> What to work on: Every record that follows should be printed verbatim.
## BEGIN Material provided
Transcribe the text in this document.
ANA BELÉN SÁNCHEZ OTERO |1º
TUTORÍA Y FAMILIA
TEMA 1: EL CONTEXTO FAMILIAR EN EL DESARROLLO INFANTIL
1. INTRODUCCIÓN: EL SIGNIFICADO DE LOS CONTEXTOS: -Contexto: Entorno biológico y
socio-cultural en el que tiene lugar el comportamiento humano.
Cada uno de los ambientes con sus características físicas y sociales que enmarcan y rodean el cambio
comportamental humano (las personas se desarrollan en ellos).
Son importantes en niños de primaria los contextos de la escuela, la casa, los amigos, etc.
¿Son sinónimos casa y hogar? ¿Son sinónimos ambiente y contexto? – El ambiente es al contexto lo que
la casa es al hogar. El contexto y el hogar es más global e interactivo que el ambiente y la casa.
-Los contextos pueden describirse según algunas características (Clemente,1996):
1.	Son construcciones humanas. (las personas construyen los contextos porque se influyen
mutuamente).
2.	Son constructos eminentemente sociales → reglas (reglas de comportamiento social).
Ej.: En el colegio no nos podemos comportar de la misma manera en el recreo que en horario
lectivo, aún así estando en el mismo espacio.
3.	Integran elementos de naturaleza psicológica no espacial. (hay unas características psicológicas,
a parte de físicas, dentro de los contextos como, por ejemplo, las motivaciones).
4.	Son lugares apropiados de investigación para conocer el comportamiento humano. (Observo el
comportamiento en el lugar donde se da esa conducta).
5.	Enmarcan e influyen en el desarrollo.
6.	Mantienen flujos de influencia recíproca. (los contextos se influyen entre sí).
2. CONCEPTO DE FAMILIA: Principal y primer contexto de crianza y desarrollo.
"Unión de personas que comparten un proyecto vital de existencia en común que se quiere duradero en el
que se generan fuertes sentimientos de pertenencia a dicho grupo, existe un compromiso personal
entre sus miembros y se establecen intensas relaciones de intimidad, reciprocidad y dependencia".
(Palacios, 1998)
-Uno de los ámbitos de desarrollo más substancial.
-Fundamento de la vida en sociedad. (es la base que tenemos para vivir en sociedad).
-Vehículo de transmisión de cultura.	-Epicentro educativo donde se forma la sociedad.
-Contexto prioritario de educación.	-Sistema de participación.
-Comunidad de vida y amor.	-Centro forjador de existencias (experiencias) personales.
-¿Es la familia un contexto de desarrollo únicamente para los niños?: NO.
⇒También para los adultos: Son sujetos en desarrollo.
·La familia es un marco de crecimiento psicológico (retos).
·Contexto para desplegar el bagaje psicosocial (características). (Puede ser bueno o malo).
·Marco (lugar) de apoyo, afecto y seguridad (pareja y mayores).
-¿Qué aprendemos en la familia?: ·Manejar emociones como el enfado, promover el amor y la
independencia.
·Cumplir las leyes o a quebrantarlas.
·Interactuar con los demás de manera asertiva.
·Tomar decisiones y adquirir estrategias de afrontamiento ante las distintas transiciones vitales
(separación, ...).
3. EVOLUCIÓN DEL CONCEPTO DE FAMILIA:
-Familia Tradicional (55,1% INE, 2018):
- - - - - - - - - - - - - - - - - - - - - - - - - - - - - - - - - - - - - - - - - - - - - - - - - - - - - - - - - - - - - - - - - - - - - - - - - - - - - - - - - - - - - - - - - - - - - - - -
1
## END Material provided
> The response:
Transcribe the text in this document.
ANA BELÉN SÁNCHEZ OTERO |1º
TUTORÍA Y FAMILIA
TEMA 1: EL CONTEXTO FAMILIAR EN EL DESARROLLO INFANTIL
1. INTRODUCCIÓN: EL SIGNIFICADO DE LOS CONTEXTOS: -Contexto: Entorno biológico y
socio-cultural en el que tiene lugar el comportamiento humano.
Cada uno de los ambientes con sus características físicas y sociales que enmarcan y rodean el cambio
comportamental humano (las personas se desarrollan en ellos).
Son importantes en niños de primaria los contextos de la escuela, la casa, los amigos, etc.
¿Son sinónimos casa y hogar? ¿Son sinónimos ambiente y contexto? – El ambiente es al contexto lo que
la casa es al hogar. El contexto y el hogar es más global e interactivo que el ambiente y la casa.
-Los contextos pueden describirse según algunas características (Clemente,1996):
1.	Son construcciones humanas. (las personas construyen los contextos porque se influyen
mutuamente).
2.	Son constructos eminentemente sociales → reglas (reglas de comportamiento social).
Ej.: En el colegio no nos podemos comportar de la misma manera en el recreo que en horario
lectivo, aún así estando en el mismo espacio.
3.	Integran elementos de naturaleza psicológica no espacial. (hay unas características psicológicas,
a parte de físicas, dentro de los contextos como, por ejemplo, las motivaciones).
4.	Son lugares apropiados de investigación para conocer el comportamiento humano. (Observo el
comportamiento en el lugar donde se da esa conducta).
5.	Enmarcan e influyen en el desarrollo.
6.	Mantienen flujos de influencia recíproca. (los contextos se influyen entre sí).
2. CONCEPTO DE FAMILIA: Principal y primer contexto de crianza y desarrollo.
"Unión de personas que comparten un proyecto vital de existencia en común que se quiere duradero en el
que se generan fuertes sentimientos de pertenencia a dicho grupo, existe un compromiso personal
entre sus miembros y se establecen intensas relaciones de intimidad, reciprocidad y dependencia".
(Palacios, 1998)
-Uno de los ámbitos de desarrollo más substancial.
-Fundamento de la vida en sociedad. (es la base que tenemos para vivir en sociedad).
-Vehículo de transmisión de cultura.	-Epicentro educativo donde se forma la sociedad.
-Contexto prioritario de educación.	-Sistema de participación.
-Comunidad de vida y amor.	-Centro forjador de existencias (experiencias) personales.
-¿Es la familia un contexto de desarrollo únicamente para los niños?: NO.
⇒También para los adultos: Son sujetos en desarrollo.
·La familia es un marco de crecimiento psicológico (retos).
·Contexto para desplegar el bagaje psicosocial (características). (Puede ser bueno o malo).
·Marco (lugar) de apoyo, afecto y seguridad (pareja y mayores).
-¿Qué aprendemos en la familia?: ·Manejar emociones como el enfado, promover el amor y la
independencia.
·Cumplir las leyes o a quebrantarlas.
·Interactuar con los demás de manera asertiva.
·Tomar decisiones y adquirir estrategias de afrontamiento ante las distintas transiciones vitales
(separación, ...).
3. EVOLUCIÓN DEL CONCEPTO DE FAMILIA:
-Familia Tradicional (55,1% INE, 2018):
- - - - - - - - - - - - - - - - - - - - - - - - - - - - - - - - - - - - - - - - - - - - - - - - - - - - - - - - - - - - - - - - - - - - - - - - - - - - - - - - - - - - - - - - - - - - - - - -
1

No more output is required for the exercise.